Wherever the word "instant" appears in a line, extract that line.
--*--
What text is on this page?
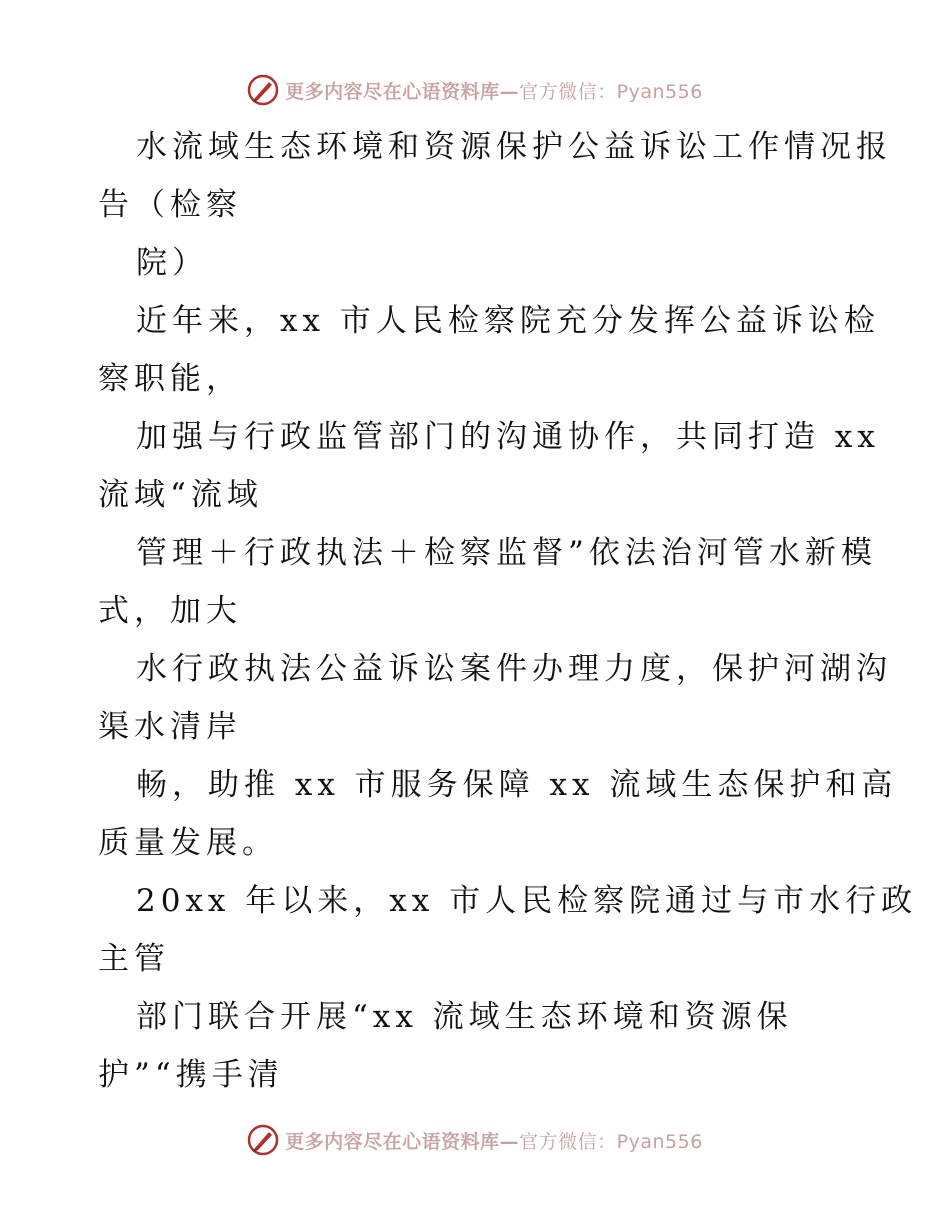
更多内容尽在心语资料库—官方微信：Pyan556
水流域生态环境和资源保护公益诉讼工作情况报
告（检察
院）
近年来，xx 市人民检察院充分发挥公益诉讼检
察职能，
加强与行政监管部门的沟通协作，共同打造 xx
流域“流域
管理＋行政执法＋检察监督”依法治河管水新模
式，加大
水行政执法公益诉讼案件办理力度，保护河湖沟
渠水清岸
畅，助推 xx 市服务保障 xx 流域生态保护和高
质量发展。
20xx 年以来，xx 市人民检察院通过与市水行政
主管
部门联合开展“xx 流域生态环境和资源保
护”“携手清
更多内容尽在心语资料库—官方微信：Pyan556
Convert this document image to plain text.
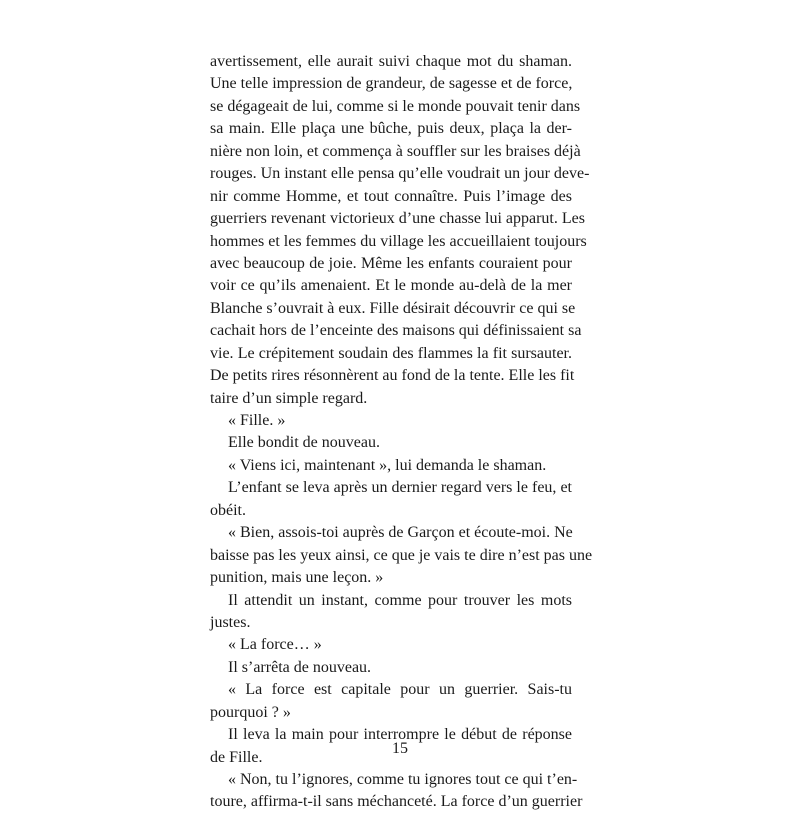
avertissement, elle aurait suivi chaque mot du shaman.
Une telle impression de grandeur, de sagesse et de force,
se dégageait de lui, comme si le monde pouvait tenir dans
sa main. Elle plaça une bûche, puis deux, plaça la der-
nière non loin, et commença à souffler sur les braises déjà
rouges. Un instant elle pensa qu’elle voudrait un jour deve-
nir comme Homme, et tout connaître. Puis l’image des
guerriers revenant victorieux d’une chasse lui apparut. Les
hommes et les femmes du village les accueillaient toujours
avec beaucoup de joie. Même les enfants couraient pour
voir ce qu’ils amenaient. Et le monde au-delà de la mer
Blanche s’ouvrait à eux. Fille désirait découvrir ce qui se
cachait hors de l’enceinte des maisons qui définissaient sa
vie. Le crépitement soudain des flammes la fit sursauter.
De petits rires résonnèrent au fond de la tente. Elle les fit
taire d’un simple regard.
« Fille. »
Elle bondit de nouveau.
« Viens ici, maintenant », lui demanda le shaman.
L’enfant se leva après un dernier regard vers le feu, et
obéit.
« Bien, assois-toi auprès de Garçon et écoute-moi. Ne
baisse pas les yeux ainsi, ce que je vais te dire n’est pas une
punition, mais une leçon. »
Il attendit un instant, comme pour trouver les mots
justes.
« La force… »
Il s’arrêta de nouveau.
« La force est capitale pour un guerrier. Sais-tu
pourquoi ? »
Il leva la main pour interrompre le début de réponse
de Fille.
« Non, tu l’ignores, comme tu ignores tout ce qui t’en-
toure, affirma-t-il sans méchanceté. La force d’un guerrier
15
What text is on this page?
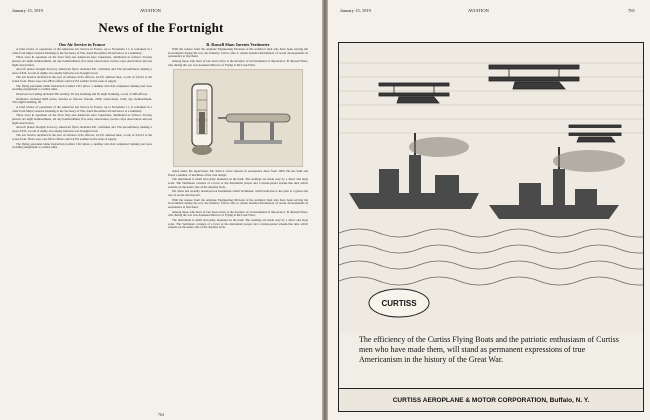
January 15, 1919	AVIATION
News of the Fortnight
Our Air Service in France

A brief review of operations of the American Air Service in France, up to November 11, is contained in a cable from Major General Pershing to the Secretary of War, dated December 28 and below is a summary:

There were in operation on the front forty-one American Aero Squadrons, distributed as follows: Twenty pursuit, six night bombardment, six day bombardment, five army observation, twelve corps observation and one night observation.

Aircraft planes brought down by American flyers included 491 confirmed and 354 unconfirmed, making a total of 845. A total of eighty-two enemy balloons was brought down.

The Air Service included in the area of advance 2161 officers, 22,351 enlisted men, a total of 24,512 at the actual front. There were also 6814 officers and 24,353 soldiers in the zone of supply.

The flying personnel under instruction totalled 1312 pilots, a number who had completed training and were awaiting assignment to combat units.

Observers in training included 365 artillery, 65 day bombing and 62 night bombing, a total of 498 officers.

Ordinance included 6400 pilots, divided as follows: Pursuit, 2209; observation, 1204; day bombardment, 740; night bombing, 20.

A brief review of operations of the American Air Service in France, up to November 11, is contained in a cable from Major General Pershing to the Secretary of War, dated December 28 and below is a summary:

There were in operation on the front forty-one American Aero Squadrons, distributed as follows: Twenty pursuit, six night bombardment, six day bombardment, five army observation, twelve corps observation and one night observation.

Aircraft planes brought down by American flyers included 491 confirmed and 354 unconfirmed, making a total of 845. A total of eighty-two enemy balloons was brought down.

The Air Service included in the area of advance 2161 officers, 22,351 enlisted men, a total of 24,512 at the actual front. There were also 6814 officers and 24,353 soldiers in the zone of supply.

The flying personnel under instruction totalled 1312 pilots, a number who had completed training and were awaiting assignment to combat units.

B. Russell Shaw Invents Vertimeter

With the release from the Airplane Engineering Division of the technical men who have been serving the Government during the war, the industry will be able to obtain detailed information of recent developments in aeronautics at first hand.

Among those who have of late been active is the inventor of an instrument of importance, B. Russell Shaw, who during the war was Assistant Director of Flying at McCook Field.

tested under his supervision. Mr. Shaw's active interest in aeronautics dates from 1909. He has built and flown a number of machines of his own design.

The instrument is small and easily mounted on the dash. The readings are made easy by a direct and large scale. The Vertimeter consists of a bowl or the instrument proper and a nickel-plated stream-line tube which extends on the under side of the airplane body.

Mr. Shaw has recently developed an instrument called Vertimeter, which indicates to the pilot at a glance the rate of ascent and descent.

With the release from the Airplane Engineering Division of the technical men who have been serving the Government during the war, the industry will be able to obtain detailed information of recent developments in aeronautics at first hand.

Among those who have of late been active is the inventor of an instrument of importance, B. Russell Shaw, who during the war was Assistant Director of Flying at McCook Field.

The instrument is small and easily mounted on the dash. The readings are made easy by a direct and large scale. The Vertimeter consists of a bowl or the instrument proper and a nickel-plated stream-line tube which extends on the under side of the airplane body.

764
January 15, 1919	AVIATION	765
CURTISS
The efficiency of the Curtiss Flying Boats and the patriotic enthusiasm of Curtiss men who have made them, will stand as permanent expressions of true Americanism in the history of the Great War.
CURTISS AEROPLANE & MOTOR CORPORATION, Buffalo, N. Y.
--*--
■ SOLUTION BELOW:
rouges. Un instant elle pensa qu’elle voudrait un jour deve-
Il attendit un instant, comme pour trouver les mots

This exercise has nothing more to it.